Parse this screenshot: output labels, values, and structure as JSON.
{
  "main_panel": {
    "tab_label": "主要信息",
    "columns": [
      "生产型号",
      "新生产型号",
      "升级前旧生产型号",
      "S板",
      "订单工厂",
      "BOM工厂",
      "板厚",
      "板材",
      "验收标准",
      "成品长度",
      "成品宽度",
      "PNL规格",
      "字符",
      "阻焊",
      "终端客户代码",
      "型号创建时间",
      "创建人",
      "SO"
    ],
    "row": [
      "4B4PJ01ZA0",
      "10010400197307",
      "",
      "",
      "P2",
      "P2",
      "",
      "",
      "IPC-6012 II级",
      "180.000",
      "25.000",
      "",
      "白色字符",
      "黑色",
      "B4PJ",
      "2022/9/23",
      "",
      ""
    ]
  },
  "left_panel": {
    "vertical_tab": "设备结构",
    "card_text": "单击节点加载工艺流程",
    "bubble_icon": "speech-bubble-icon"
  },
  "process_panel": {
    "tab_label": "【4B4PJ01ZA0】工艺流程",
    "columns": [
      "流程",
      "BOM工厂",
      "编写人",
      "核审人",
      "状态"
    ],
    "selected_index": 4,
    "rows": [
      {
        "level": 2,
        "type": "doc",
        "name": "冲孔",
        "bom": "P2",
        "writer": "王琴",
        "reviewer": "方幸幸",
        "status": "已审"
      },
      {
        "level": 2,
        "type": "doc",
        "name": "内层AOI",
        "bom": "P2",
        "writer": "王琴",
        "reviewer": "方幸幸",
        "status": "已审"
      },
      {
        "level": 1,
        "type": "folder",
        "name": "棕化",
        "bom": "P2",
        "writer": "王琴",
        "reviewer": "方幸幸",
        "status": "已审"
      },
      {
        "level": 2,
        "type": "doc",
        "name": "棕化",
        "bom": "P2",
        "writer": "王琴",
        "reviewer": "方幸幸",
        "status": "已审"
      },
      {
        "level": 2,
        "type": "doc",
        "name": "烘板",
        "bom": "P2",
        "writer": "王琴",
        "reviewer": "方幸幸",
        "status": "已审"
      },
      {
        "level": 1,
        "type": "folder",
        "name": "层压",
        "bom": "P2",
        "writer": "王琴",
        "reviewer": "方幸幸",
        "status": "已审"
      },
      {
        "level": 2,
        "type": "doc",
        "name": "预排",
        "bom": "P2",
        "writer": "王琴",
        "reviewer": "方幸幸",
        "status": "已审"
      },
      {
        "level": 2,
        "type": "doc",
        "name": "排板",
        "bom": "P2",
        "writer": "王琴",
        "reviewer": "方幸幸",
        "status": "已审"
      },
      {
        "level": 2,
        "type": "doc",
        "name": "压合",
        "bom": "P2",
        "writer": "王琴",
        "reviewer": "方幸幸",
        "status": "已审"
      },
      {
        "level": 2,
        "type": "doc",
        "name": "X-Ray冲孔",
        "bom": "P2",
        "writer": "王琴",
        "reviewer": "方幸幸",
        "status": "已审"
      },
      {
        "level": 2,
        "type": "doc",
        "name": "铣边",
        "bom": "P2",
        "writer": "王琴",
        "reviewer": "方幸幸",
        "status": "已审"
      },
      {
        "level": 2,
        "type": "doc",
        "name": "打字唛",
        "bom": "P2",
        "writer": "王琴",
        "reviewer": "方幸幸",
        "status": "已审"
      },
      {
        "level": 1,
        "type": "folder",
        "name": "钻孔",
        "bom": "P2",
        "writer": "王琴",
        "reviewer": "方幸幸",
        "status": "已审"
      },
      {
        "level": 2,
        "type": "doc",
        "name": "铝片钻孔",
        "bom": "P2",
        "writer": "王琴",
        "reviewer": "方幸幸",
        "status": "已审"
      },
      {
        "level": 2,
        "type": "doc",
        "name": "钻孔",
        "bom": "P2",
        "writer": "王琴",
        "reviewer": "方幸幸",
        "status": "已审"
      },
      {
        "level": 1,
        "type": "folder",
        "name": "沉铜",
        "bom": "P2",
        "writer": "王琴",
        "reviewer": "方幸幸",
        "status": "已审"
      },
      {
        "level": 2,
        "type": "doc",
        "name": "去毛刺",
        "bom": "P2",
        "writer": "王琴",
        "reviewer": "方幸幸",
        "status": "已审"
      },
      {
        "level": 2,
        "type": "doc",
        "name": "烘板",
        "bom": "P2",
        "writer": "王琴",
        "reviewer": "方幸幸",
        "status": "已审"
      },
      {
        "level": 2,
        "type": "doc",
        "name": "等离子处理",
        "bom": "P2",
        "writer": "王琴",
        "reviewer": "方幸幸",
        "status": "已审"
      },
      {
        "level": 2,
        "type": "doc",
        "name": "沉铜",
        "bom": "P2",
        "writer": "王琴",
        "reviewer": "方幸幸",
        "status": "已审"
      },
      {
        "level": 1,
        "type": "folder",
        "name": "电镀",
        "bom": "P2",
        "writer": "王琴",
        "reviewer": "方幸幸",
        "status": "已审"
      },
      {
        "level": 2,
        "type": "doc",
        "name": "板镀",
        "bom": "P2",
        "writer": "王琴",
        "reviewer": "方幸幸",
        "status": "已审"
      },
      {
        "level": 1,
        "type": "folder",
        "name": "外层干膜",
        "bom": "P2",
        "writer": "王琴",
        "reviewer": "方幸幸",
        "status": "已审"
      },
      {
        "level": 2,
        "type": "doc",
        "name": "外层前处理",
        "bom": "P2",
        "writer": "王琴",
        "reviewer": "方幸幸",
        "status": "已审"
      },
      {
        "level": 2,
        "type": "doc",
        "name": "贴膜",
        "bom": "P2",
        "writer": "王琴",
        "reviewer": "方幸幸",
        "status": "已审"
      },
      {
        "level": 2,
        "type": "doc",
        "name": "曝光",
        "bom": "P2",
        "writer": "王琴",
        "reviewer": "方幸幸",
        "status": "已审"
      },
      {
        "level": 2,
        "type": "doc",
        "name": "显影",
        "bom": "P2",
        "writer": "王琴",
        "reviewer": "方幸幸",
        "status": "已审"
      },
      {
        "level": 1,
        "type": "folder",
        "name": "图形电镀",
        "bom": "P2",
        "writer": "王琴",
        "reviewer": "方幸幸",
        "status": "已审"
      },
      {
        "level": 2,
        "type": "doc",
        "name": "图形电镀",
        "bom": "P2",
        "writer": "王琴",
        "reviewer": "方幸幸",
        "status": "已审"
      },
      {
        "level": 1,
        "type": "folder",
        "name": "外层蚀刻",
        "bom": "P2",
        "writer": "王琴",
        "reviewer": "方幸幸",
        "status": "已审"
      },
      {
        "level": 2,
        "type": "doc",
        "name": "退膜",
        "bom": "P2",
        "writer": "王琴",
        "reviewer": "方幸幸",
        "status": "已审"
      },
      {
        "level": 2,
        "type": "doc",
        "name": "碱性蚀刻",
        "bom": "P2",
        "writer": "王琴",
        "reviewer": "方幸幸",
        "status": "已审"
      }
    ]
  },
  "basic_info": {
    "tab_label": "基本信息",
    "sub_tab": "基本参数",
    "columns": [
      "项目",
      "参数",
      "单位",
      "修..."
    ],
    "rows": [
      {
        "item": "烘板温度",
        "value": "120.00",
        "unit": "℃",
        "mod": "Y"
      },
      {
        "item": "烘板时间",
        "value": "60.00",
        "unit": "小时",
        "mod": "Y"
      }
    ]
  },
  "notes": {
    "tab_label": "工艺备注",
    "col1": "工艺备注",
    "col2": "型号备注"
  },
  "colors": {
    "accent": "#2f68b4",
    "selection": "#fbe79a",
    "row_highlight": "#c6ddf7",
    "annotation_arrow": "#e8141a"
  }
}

==========

What is being asked =>
Write the material out again word for word.

Task response =>
Parse this screenshot: output labels, values, and structure as JSON.
{
  "main_panel": {
    "tab_label": "主要信息",
    "columns": [
      "生产型号",
      "新生产型号",
      "升级前旧生产型号",
      "S板",
      "订单工厂",
      "BOM工厂",
      "板厚",
      "板材",
      "验收标准",
      "成品长度",
      "成品宽度",
      "PNL规格",
      "字符",
      "阻焊",
      "终端客户代码",
      "型号创建时间",
      "创建人",
      "SO"
    ],
    "row": [
      "4B4PJ01ZA0",
      "10010400197307",
      "",
      "",
      "P2",
      "P2",
      "",
      "",
      "IPC-6012 II级",
      "180.000",
      "25.000",
      "",
      "白色字符",
      "黑色",
      "B4PJ",
      "2022/9/23",
      "",
      ""
    ]
  },
  "left_panel": {
    "vertical_tab": "设备结构",
    "card_text": "单击节点加载工艺流程",
    "bubble_icon": "speech-bubble-icon"
  },
  "process_panel": {
    "tab_label": "【4B4PJ01ZA0】工艺流程",
    "columns": [
      "流程",
      "BOM工厂",
      "编写人",
      "核审人",
      "状态"
    ],
    "selected_index": 4,
    "rows": [
      {
        "level": 2,
        "type": "doc",
        "name": "冲孔",
        "bom": "P2",
        "writer": "王琴",
        "reviewer": "方幸幸",
        "status": "已审"
      },
      {
        "level": 2,
        "type": "doc",
        "name": "内层AOI",
        "bom": "P2",
        "writer": "王琴",
        "reviewer": "方幸幸",
        "status": "已审"
      },
      {
        "level": 1,
        "type": "folder",
        "name": "棕化",
        "bom": "P2",
        "writer": "王琴",
        "reviewer": "方幸幸",
        "status": "已审"
      },
      {
        "level": 2,
        "type": "doc",
        "name": "棕化",
        "bom": "P2",
        "writer": "王琴",
        "reviewer": "方幸幸",
        "status": "已审"
      },
      {
        "level": 2,
        "type": "doc",
        "name": "烘板",
        "bom": "P2",
        "writer": "王琴",
        "reviewer": "方幸幸",
        "status": "已审"
      },
      {
        "level": 1,
        "type": "folder",
        "name": "层压",
        "bom": "P2",
        "writer": "王琴",
        "reviewer": "方幸幸",
        "status": "已审"
      },
      {
        "level": 2,
        "type": "doc",
        "name": "预排",
        "bom": "P2",
        "writer": "王琴",
        "reviewer": "方幸幸",
        "status": "已审"
      },
      {
        "level": 2,
        "type": "doc",
        "name": "排板",
        "bom": "P2",
        "writer": "王琴",
        "reviewer": "方幸幸",
        "status": "已审"
      },
      {
        "level": 2,
        "type": "doc",
        "name": "压合",
        "bom": "P2",
        "writer": "王琴",
        "reviewer": "方幸幸",
        "status": "已审"
      },
      {
        "level": 2,
        "type": "doc",
        "name": "X-Ray冲孔",
        "bom": "P2",
        "writer": "王琴",
        "reviewer": "方幸幸",
        "status": "已审"
      },
      {
        "level": 2,
        "type": "doc",
        "name": "铣边",
        "bom": "P2",
        "writer": "王琴",
        "reviewer": "方幸幸",
        "status": "已审"
      },
      {
        "level": 2,
        "type": "doc",
        "name": "打字唛",
        "bom": "P2",
        "writer": "王琴",
        "reviewer": "方幸幸",
        "status": "已审"
      },
      {
        "level": 1,
        "type": "folder",
        "name": "钻孔",
        "bom": "P2",
        "writer": "王琴",
        "reviewer": "方幸幸",
        "status": "已审"
      },
      {
        "level": 2,
        "type": "doc",
        "name": "铝片钻孔",
        "bom": "P2",
        "writer": "王琴",
        "reviewer": "方幸幸",
        "status": "已审"
      },
      {
        "level": 2,
        "type": "doc",
        "name": "钻孔",
        "bom": "P2",
        "writer": "王琴",
        "reviewer": "方幸幸",
        "status": "已审"
      },
      {
        "level": 1,
        "type": "folder",
        "name": "沉铜",
        "bom": "P2",
        "writer": "王琴",
        "reviewer": "方幸幸",
        "status": "已审"
      },
      {
        "level": 2,
        "type": "doc",
        "name": "去毛刺",
        "bom": "P2",
        "writer": "王琴",
        "reviewer": "方幸幸",
        "status": "已审"
      },
      {
        "level": 2,
        "type": "doc",
        "name": "烘板",
        "bom": "P2",
        "writer": "王琴",
        "reviewer": "方幸幸",
        "status": "已审"
      },
      {
        "level": 2,
        "type": "doc",
        "name": "等离子处理",
        "bom": "P2",
        "writer": "王琴",
        "reviewer": "方幸幸",
        "status": "已审"
      },
      {
        "level": 2,
        "type": "doc",
        "name": "沉铜",
        "bom": "P2",
        "writer": "王琴",
        "reviewer": "方幸幸",
        "status": "已审"
      },
      {
        "level": 1,
        "type": "folder",
        "name": "电镀",
        "bom": "P2",
        "writer": "王琴",
        "reviewer": "方幸幸",
        "status": "已审"
      },
      {
        "level": 2,
        "type": "doc",
        "name": "板镀",
        "bom": "P2",
        "writer": "王琴",
        "reviewer": "方幸幸",
        "status": "已审"
      },
      {
        "level": 1,
        "type": "folder",
        "name": "外层干膜",
        "bom": "P2",
        "writer": "王琴",
        "reviewer": "方幸幸",
        "status": "已审"
      },
      {
        "level": 2,
        "type": "doc",
        "name": "外层前处理",
        "bom": "P2",
        "writer": "王琴",
        "reviewer": "方幸幸",
        "status": "已审"
      },
      {
        "level": 2,
        "type": "doc",
        "name": "贴膜",
        "bom": "P2",
        "writer": "王琴",
        "reviewer": "方幸幸",
        "status": "已审"
      },
      {
        "level": 2,
        "type": "doc",
        "name": "曝光",
        "bom": "P2",
        "writer": "王琴",
        "reviewer": "方幸幸",
        "status": "已审"
      },
      {
        "level": 2,
        "type": "doc",
        "name": "显影",
        "bom": "P2",
        "writer": "王琴",
        "reviewer": "方幸幸",
        "status": "已审"
      },
      {
        "level": 1,
        "type": "folder",
        "name": "图形电镀",
        "bom": "P2",
        "writer": "王琴",
        "reviewer": "方幸幸",
        "status": "已审"
      },
      {
        "level": 2,
        "type": "doc",
        "name": "图形电镀",
        "bom": "P2",
        "writer": "王琴",
        "reviewer": "方幸幸",
        "status": "已审"
      },
      {
        "level": 1,
        "type": "folder",
        "name": "外层蚀刻",
        "bom": "P2",
        "writer": "王琴",
        "reviewer": "方幸幸",
        "status": "已审"
      },
      {
        "level": 2,
        "type": "doc",
        "name": "退膜",
        "bom": "P2",
        "writer": "王琴",
        "reviewer": "方幸幸",
        "status": "已审"
      },
      {
        "level": 2,
        "type": "doc",
        "name": "碱性蚀刻",
        "bom": "P2",
        "writer": "王琴",
        "reviewer": "方幸幸",
        "status": "已审"
      }
    ]
  },
  "basic_info": {
    "tab_label": "基本信息",
    "sub_tab": "基本参数",
    "columns": [
      "项目",
      "参数",
      "单位",
      "修..."
    ],
    "rows": [
      {
        "item": "烘板温度",
        "value": "120.00",
        "unit": "℃",
        "mod": "Y"
      },
      {
        "item": "烘板时间",
        "value": "60.00",
        "unit": "小时",
        "mod": "Y"
      }
    ]
  },
  "notes": {
    "tab_label": "工艺备注",
    "col1": "工艺备注",
    "col2": "型号备注"
  },
  "colors": {
    "accent": "#2f68b4",
    "selection": "#fbe79a",
    "row_highlight": "#c6ddf7",
    "annotation_arrow": "#e8141a"
  }
}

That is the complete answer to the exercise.